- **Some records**
++++++
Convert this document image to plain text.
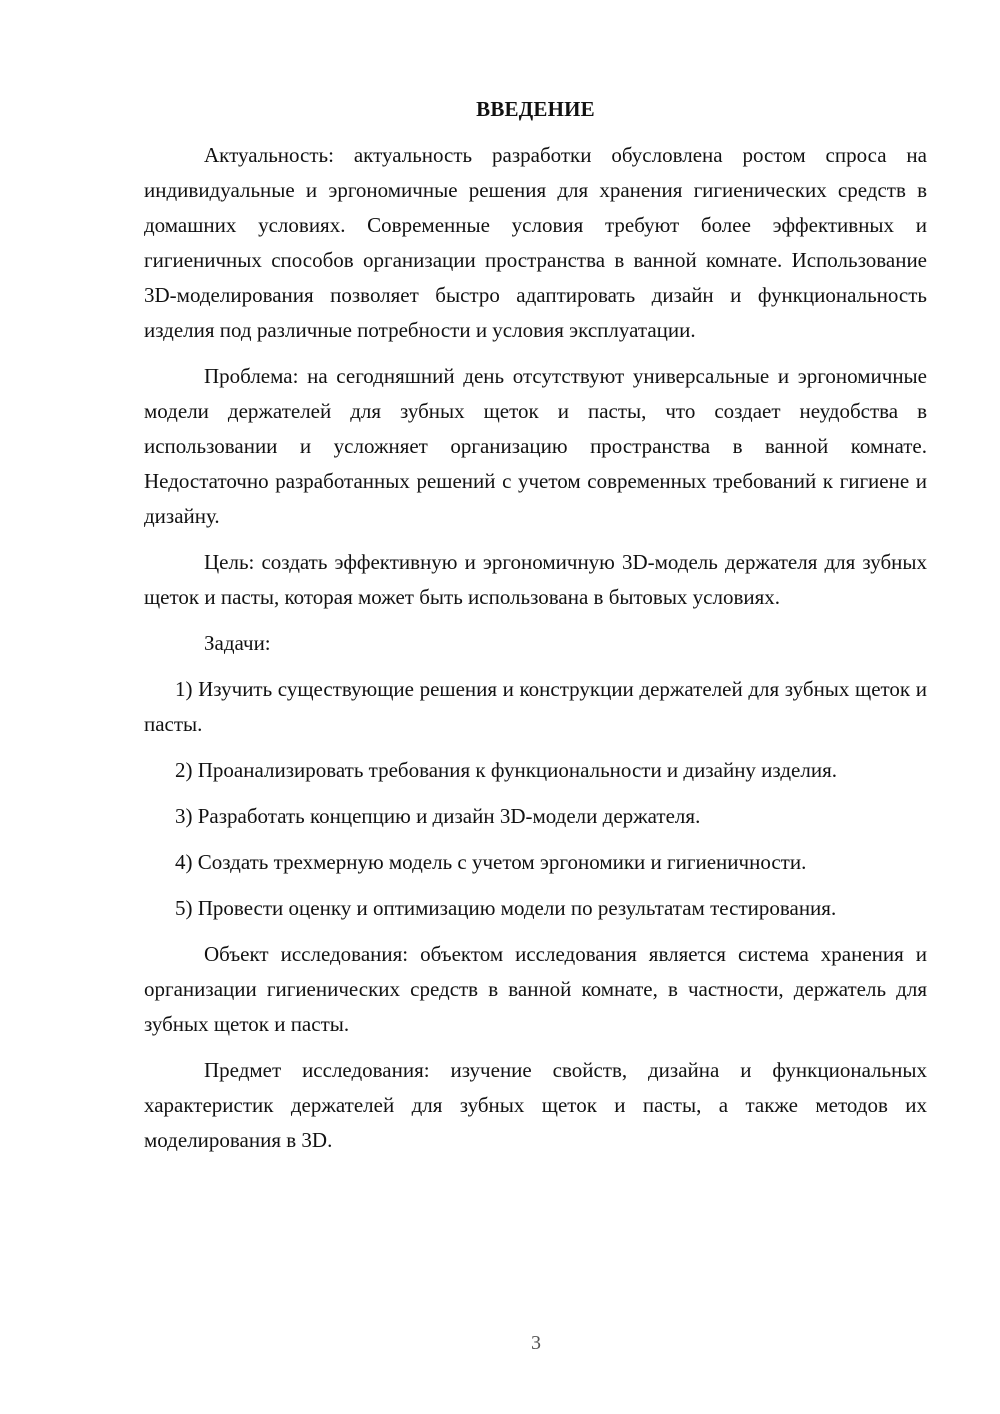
ВВЕДЕНИЕ

Актуальность: актуальность разработки обусловлена ростом спроса на индивидуальные и эргономичные решения для хранения гигиенических средств в домашних условиях. Современные условия требуют более эффективных и гигиеничных способов организации пространства в ванной комнате. Использование 3D-моделирования позволяет быстро адаптировать дизайн и функциональность изделия под различные потребности и условия эксплуатации.

Проблема: на сегодняшний день отсутствуют универсальные и эргономичные модели держателей для зубных щеток и пасты, что создает неудобства в использовании и усложняет организацию пространства в ванной комнате. Недостаточно разработанных решений с учетом современных требований к гигиене и дизайну.

Цель: создать эффективную и эргономичную 3D-модель держателя для зубных щеток и пасты, которая может быть использована в бытовых условиях.

Задачи:

1) Изучить существующие решения и конструкции держателей для зубных щеток и пасты.

2) Проанализировать требования к функциональности и дизайну изделия.

3) Разработать концепцию и дизайн 3D-модели держателя.

4) Создать трехмерную модель с учетом эргономики и гигиеничности.

5) Провести оценку и оптимизацию модели по результатам тестирования.

Объект исследования: объектом исследования является система хранения и организации гигиенических средств в ванной комнате, в частности, держатель для зубных щеток и пасты.

Предмет исследования: изучение свойств, дизайна и функциональных характеристик держателей для зубных щеток и пасты, а также методов их моделирования в 3D.

3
++++++
- **Your instructions**
Your copy of the data should match it exactly, except that pictures are left out.

- **Output**
Convert this document image to plain text.
ВВЕДЕНИЕ

Актуальность: актуальность разработки обусловлена ростом спроса на индивидуальные и эргономичные решения для хранения гигиенических средств в домашних условиях. Современные условия требуют более эффективных и гигиеничных способов организации пространства в ванной комнате. Использование 3D-моделирования позволяет быстро адаптировать дизайн и функциональность изделия под различные потребности и условия эксплуатации.

Проблема: на сегодняшний день отсутствуют универсальные и эргономичные модели держателей для зубных щеток и пасты, что создает неудобства в использовании и усложняет организацию пространства в ванной комнате. Недостаточно разработанных решений с учетом современных требований к гигиене и дизайну.

Цель: создать эффективную и эргономичную 3D-модель держателя для зубных щеток и пасты, которая может быть использована в бытовых условиях.

Задачи:

1) Изучить существующие решения и конструкции держателей для зубных щеток и пасты.

2) Проанализировать требования к функциональности и дизайну изделия.

3) Разработать концепцию и дизайн 3D-модели держателя.

4) Создать трехмерную модель с учетом эргономики и гигиеничности.

5) Провести оценку и оптимизацию модели по результатам тестирования.

Объект исследования: объектом исследования является система хранения и организации гигиенических средств в ванной комнате, в частности, держатель для зубных щеток и пасты.

Предмет исследования: изучение свойств, дизайна и функциональных характеристик держателей для зубных щеток и пасты, а также методов их моделирования в 3D.

3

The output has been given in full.